EXERCISE GOAL: Keep the images out and copy every entry below exactly.

SUPPLIED MATERIAL:

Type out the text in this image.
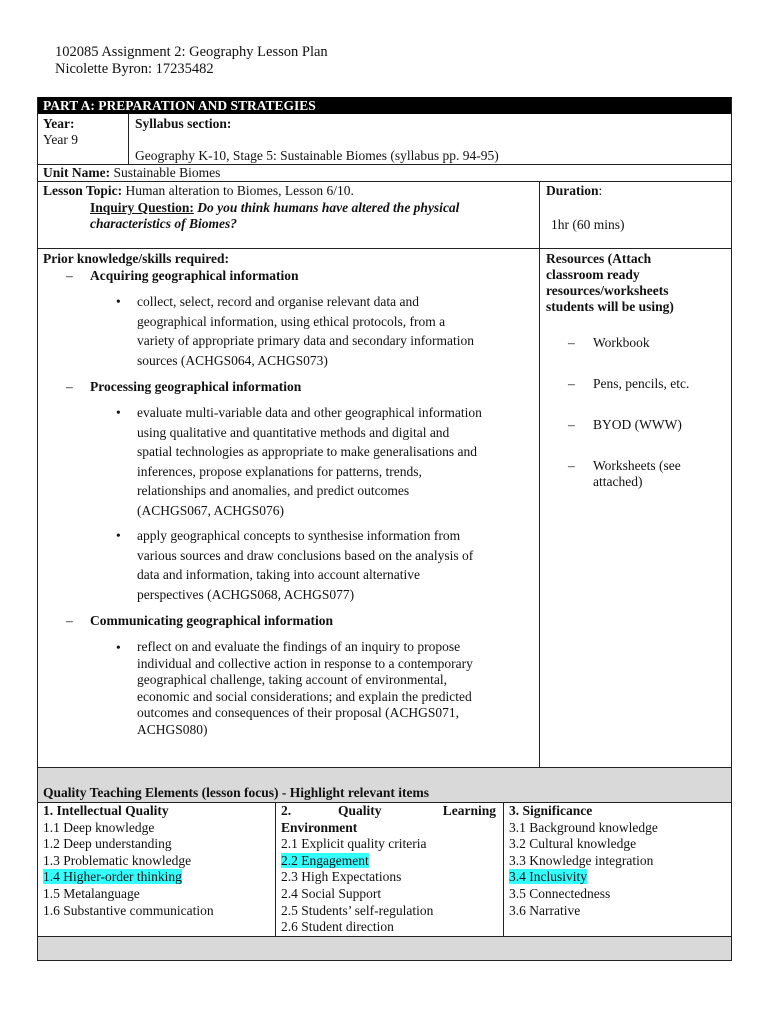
102085 Assignment 2: Geography Lesson Plan
Nicolette Byron: 17235482
PART A: PREPARATION AND STRATEGIES
Year:
Year 9
Syllabus section:
Geography K-10, Stage 5: Sustainable Biomes (syllabus pp. 94-95)
Unit Name: Sustainable Biomes
Lesson Topic: Human alteration to Biomes, Lesson 6/10.
Inquiry Question: Do you think humans have altered the physical
characteristics of Biomes?
Duration:
1hr (60 mins)
Prior knowledge/skills required:
– Acquiring geographical information
• collect, select, record and organise relevant data and
geographical information, using ethical protocols, from a
variety of appropriate primary data and secondary information
sources (ACHGS064, ACHGS073)
– Processing geographical information
• evaluate multi-variable data and other geographical information
using qualitative and quantitative methods and digital and
spatial technologies as appropriate to make generalisations and
inferences, propose explanations for patterns, trends,
relationships and anomalies, and predict outcomes
(ACHGS067, ACHGS076)
• apply geographical concepts to synthesise information from
various sources and draw conclusions based on the analysis of
data and information, taking into account alternative
perspectives (ACHGS068, ACHGS077)
– Communicating geographical information
• reflect on and evaluate the findings of an inquiry to propose
individual and collective action in response to a contemporary
geographical challenge, taking account of environmental,
economic and social considerations; and explain the predicted
outcomes and consequences of their proposal (ACHGS071,
ACHGS080)
Resources (Attach
classroom ready
resources/worksheets
students will be using)
– Workbook
– Pens, pencils, etc.
– BYOD (WWW)
– Worksheets (see
attached)
Quality Teaching Elements (lesson focus) - Highlight relevant items
1. Intellectual Quality
1.1 Deep knowledge
1.2 Deep understanding
1.3 Problematic knowledge
1.4 Higher-order thinking
1.5 Metalanguage
1.6 Substantive communication
2.	Quality	Learning
Environment
2.1 Explicit quality criteria
2.2 Engagement
2.3 High Expectations
2.4 Social Support
2.5 Students’ self-regulation
2.6 Student direction
3. Significance
3.1 Background knowledge
3.2 Cultural knowledge
3.3 Knowledge integration
3.4 Inclusivity
3.5 Connectedness
3.6 Narrative
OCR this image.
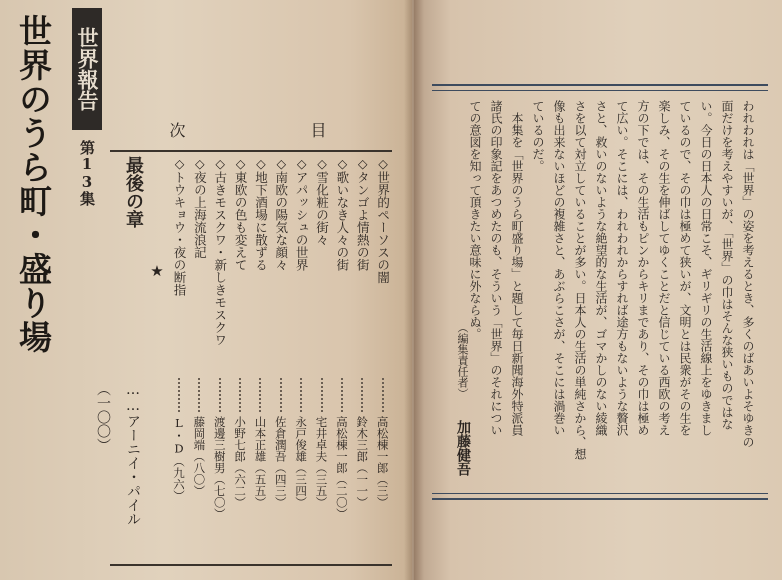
世界のうら町・盛り場 世界報告
第13集
次	目
最後の章
……アーニイ・パイル（一〇〇）
★	◇世界的ペーソスの闇
高松棟一郎（三）
◇タンゴよ情熱の街
鈴木三郎（一一）
◇歌いなき人々の街
高松棟一郎（二〇）
◇雪化粧の街々
宅井卓夫（三五）
◇アパッシュの世界
永戸俊雄（三四）
◇南欧の陽気な顔々
佐倉潤吾（四三）
◇地下酒場に散ずる
山本正雄（五五）
◇東欧の色も変えて
小野七郎（六二）
◇古きモスクワ・新しきモスクワ
渡邊三樹男（七〇）
◇夜の上海流浪記
藤岡端（八〇）
◇トウキョウ・夜の断指
L・D（九六）
われわれは「世界」の姿を考えるとき、多くのばあいよそゆきの
面だけを考えやすいが、「世界」の巾はそんな狭いものではな
い。今日の日本人の日常こそ、ギリギリの生活線上をゆきまし
ているので、その巾は極めて狭いが、文明とは民衆がその生を
楽しみ、その生を伸ばしてゆくことだと信じている西欧の考え
方の下では、その生活もピンからキリまであり、その巾は極め
て広い。そこには、われわれからすれば途方もないような贅沢
さと、救いのないような絶望的な生活が、ゴマかしのない綾織
さを以て対立していることが多い。日本人の生活の単純さから、想
像も出来ないほどの複雑さと、あぶらこさが、そこには渦巻い
ているのだ。
本集を「世界のうら町盛り場」と題して毎日新聞海外特派員
諸氏の印象記をあつめたのも、そういう「世界」のそれについ
ての意図を知って頂きたい意味に外ならぬ。
（編集責任者）
加藤健吾
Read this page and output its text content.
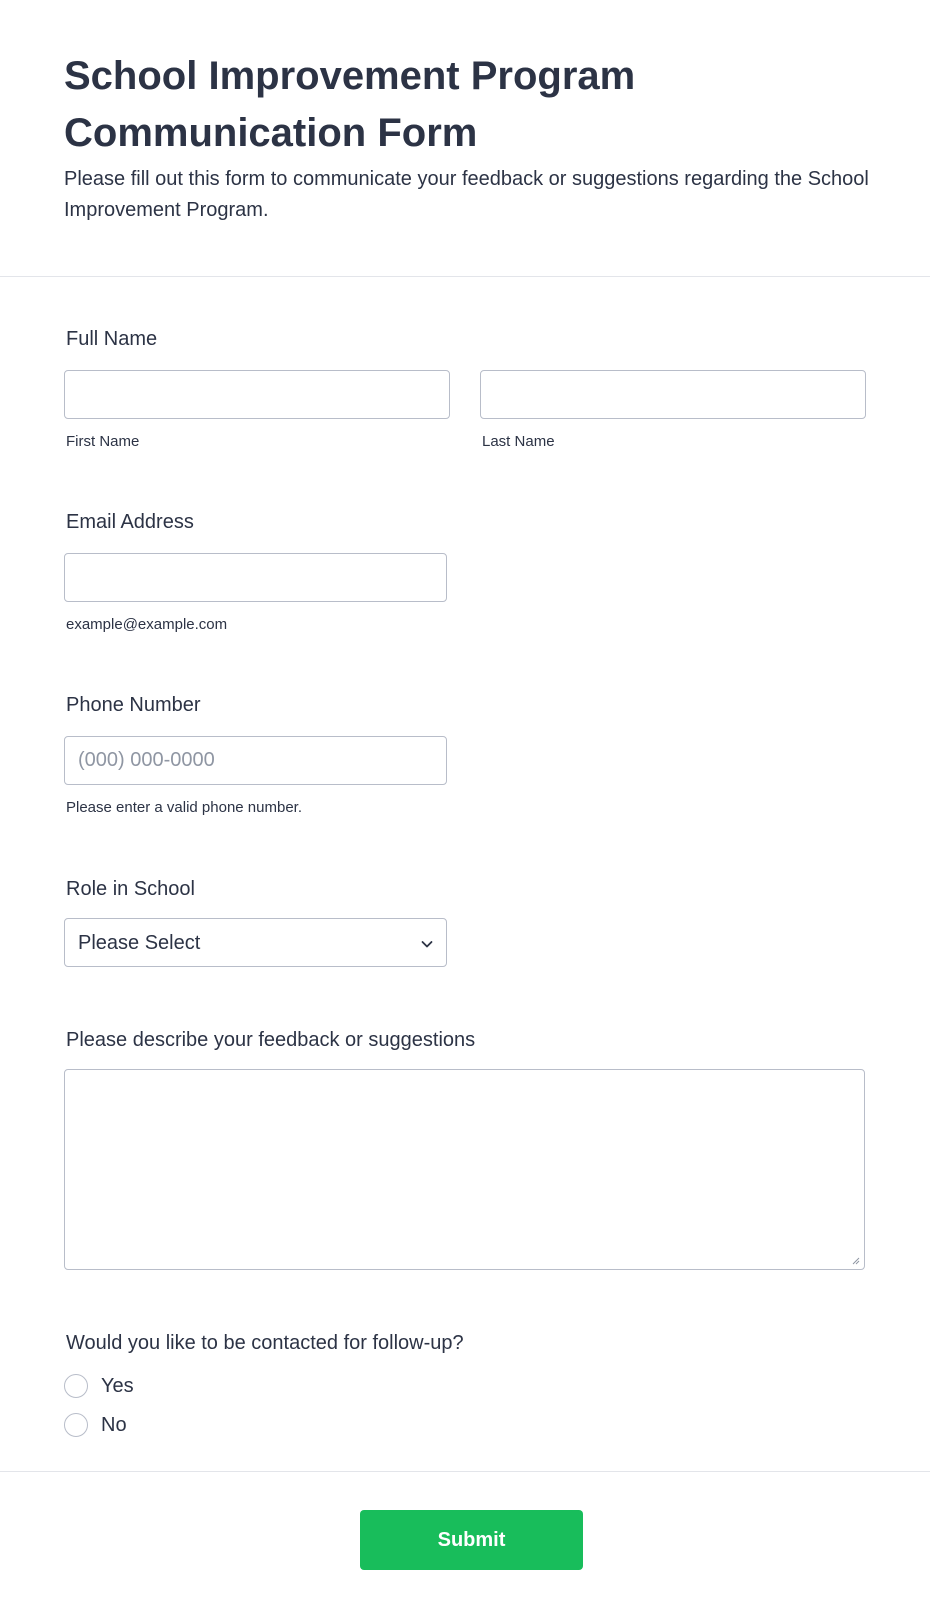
School Improvement Program Communication Form

Please fill out this form to communicate your feedback or suggestions regarding the School Improvement Program.

Full Name
First Name	Last Name
Email Address
example@example.com
Phone Number
(000) 000-0000
Please enter a valid phone number.
Role in School
Please Select
Please describe your feedback or suggestions
Would you like to be contacted for follow-up?
Yes
No
Submit
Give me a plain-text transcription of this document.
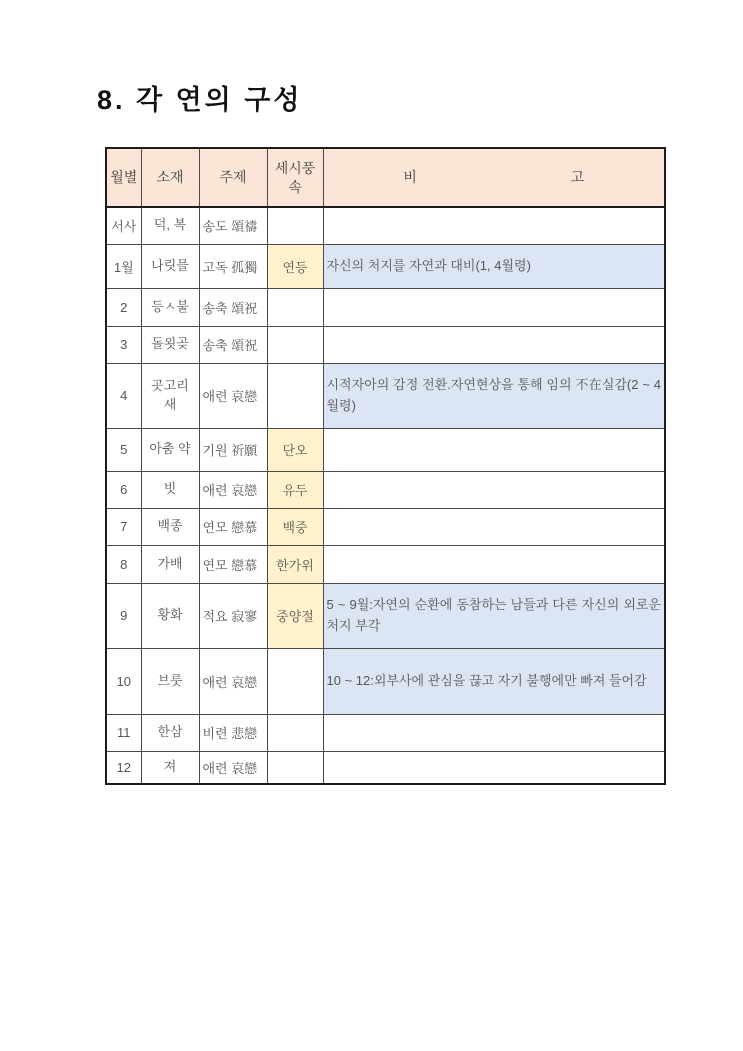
8. 각 연의 구성
월별	소재	주제	세시풍속	비 고

서사	덕, 복	송도 頌禱		
1월	나릿믈	고독 孤獨	연등	자신의 처지를 자연과 대비(1, 4월령)
2	등ㅅ불	송축 頌祝		
3	돌욋곶	송축 頌祝		
4	곳고리 새	애련 哀戀		시적자아의 감정 전환.자연현상을 통해 임의 不在실감(2 ~ 4월령)
5	아춤 약	기원 祈願	단오	
6	빗	애련 哀戀	유두	
7	백종	연모 戀慕	백중	
8	가배	연모 戀慕	한가위	
9	황화	적요 寂寥	중양절	5 ~ 9월:자연의 순환에 동참하는 남들과 다른 자신의 외로운 처지 부각
10	브룻	애련 哀戀		10 ~ 12:외부사에 관심을 끊고 자기 불행에만 빠져 들어감
11	한삼	비련 悲戀		
12	져	애련 哀戀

REPLY TO THE TASK:
Type out the text in this image.
102085 Assignment 2: Geography Lesson Plan
Nicolette Byron: 17235482
PART A: PREPARATION AND STRATEGIES
Year:
Year 9
Syllabus section:
Geography K-10, Stage 5: Sustainable Biomes (syllabus pp. 94-95)
Unit Name: Sustainable Biomes
Lesson Topic: Human alteration to Biomes, Lesson 6/10.
Inquiry Question: Do you think humans have altered the physical
characteristics of Biomes?
Duration:
1hr (60 mins)
Prior knowledge/skills required:
– Acquiring geographical information
• collect, select, record and organise relevant data and
geographical information, using ethical protocols, from a
variety of appropriate primary data and secondary information
sources (ACHGS064, ACHGS073)
– Processing geographical information
• evaluate multi-variable data and other geographical information
using qualitative and quantitative methods and digital and
spatial technologies as appropriate to make generalisations and
inferences, propose explanations for patterns, trends,
relationships and anomalies, and predict outcomes
(ACHGS067, ACHGS076)
• apply geographical concepts to synthesise information from
various sources and draw conclusions based on the analysis of
data and information, taking into account alternative
perspectives (ACHGS068, ACHGS077)
– Communicating geographical information
• reflect on and evaluate the findings of an inquiry to propose
individual and collective action in response to a contemporary
geographical challenge, taking account of environmental,
economic and social considerations; and explain the predicted
outcomes and consequences of their proposal (ACHGS071,
ACHGS080)
Resources (Attach
classroom ready
resources/worksheets
students will be using)
– Workbook
– Pens, pencils, etc.
– BYOD (WWW)
– Worksheets (see
attached)
Quality Teaching Elements (lesson focus) - Highlight relevant items
1. Intellectual Quality
1.1 Deep knowledge
1.2 Deep understanding
1.3 Problematic knowledge
1.4 Higher-order thinking
1.5 Metalanguage
1.6 Substantive communication
2.	Quality	Learning
Environment
2.1 Explicit quality criteria
2.2 Engagement
2.3 High Expectations
2.4 Social Support
2.5 Students’ self-regulation
2.6 Student direction
3. Significance
3.1 Background knowledge
3.2 Cultural knowledge
3.3 Knowledge integration
3.4 Inclusivity
3.5 Connectedness
3.6 Narrative
OCR this image.
世界のうら町・盛り場 世界報告
第13集
次	目
最後の章
……アーニイ・パイル（一〇〇）
★	◇世界的ペーソスの闇
高松棟一郎（三）
◇タンゴよ情熱の街
鈴木三郎（一一）
◇歌いなき人々の街
高松棟一郎（二〇）
◇雪化粧の街々
宅井卓夫（三五）
◇アパッシュの世界
永戸俊雄（三四）
◇南欧の陽気な顔々
佐倉潤吾（四三）
◇地下酒場に散ずる
山本正雄（五五）
◇東欧の色も変えて
小野七郎（六二）
◇古きモスクワ・新しきモスクワ
渡邊三樹男（七〇）
◇夜の上海流浪記
藤岡端（八〇）
◇トウキョウ・夜の断指
L・D（九六）
われわれは「世界」の姿を考えるとき、多くのばあいよそゆきの
面だけを考えやすいが、「世界」の巾はそんな狭いものではな
い。今日の日本人の日常こそ、ギリギリの生活線上をゆきまし
ているので、その巾は極めて狭いが、文明とは民衆がその生を
楽しみ、その生を伸ばしてゆくことだと信じている西欧の考え
方の下では、その生活もピンからキリまであり、その巾は極め
て広い。そこには、われわれからすれば途方もないような贅沢
さと、救いのないような絶望的な生活が、ゴマかしのない綾織
さを以て対立していることが多い。日本人の生活の単純さから、想
像も出来ないほどの複雑さと、あぶらこさが、そこには渦巻い
ているのだ。
本集を「世界のうら町盛り場」と題して毎日新聞海外特派員
諸氏の印象記をあつめたのも、そういう「世界」のそれについ
ての意図を知って頂きたい意味に外ならぬ。
（編集責任者）
加藤健吾
Read this page and output its text content.
School Improvement Program Communication Form

Please fill out this form to communicate your feedback or suggestions regarding the School Improvement Program.

Full Name
First Name	Last Name
Email Address
example@example.com
Phone Number
(000) 000-0000
Please enter a valid phone number.
Role in School
Please Select
Please describe your feedback or suggestions
Would you like to be contacted for follow-up?
Yes
No
Submit
Give me a plain-text transcription of this document.
8. 각 연의 구성
월별	소재	주제	세시풍속	비 고

서사	덕, 복	송도 頌禱		
1월	나릿믈	고독 孤獨	연등	자신의 처지를 자연과 대비(1, 4월령)
2	등ㅅ불	송축 頌祝		
3	돌욋곶	송축 頌祝		
4	곳고리 새	애련 哀戀		시적자아의 감정 전환.자연현상을 통해 임의 不在실감(2 ~ 4월령)
5	아춤 약	기원 祈願	단오	
6	빗	애련 哀戀	유두	
7	백종	연모 戀慕	백중	
8	가배	연모 戀慕	한가위	
9	황화	적요 寂寥	중양절	5 ~ 9월:자연의 순환에 동참하는 남들과 다른 자신의 외로운 처지 부각
10	브룻	애련 哀戀		10 ~ 12:외부사에 관심을 끊고 자기 불행에만 빠져 들어감
11	한삼	비련 悲戀		
12	져	애련 哀戀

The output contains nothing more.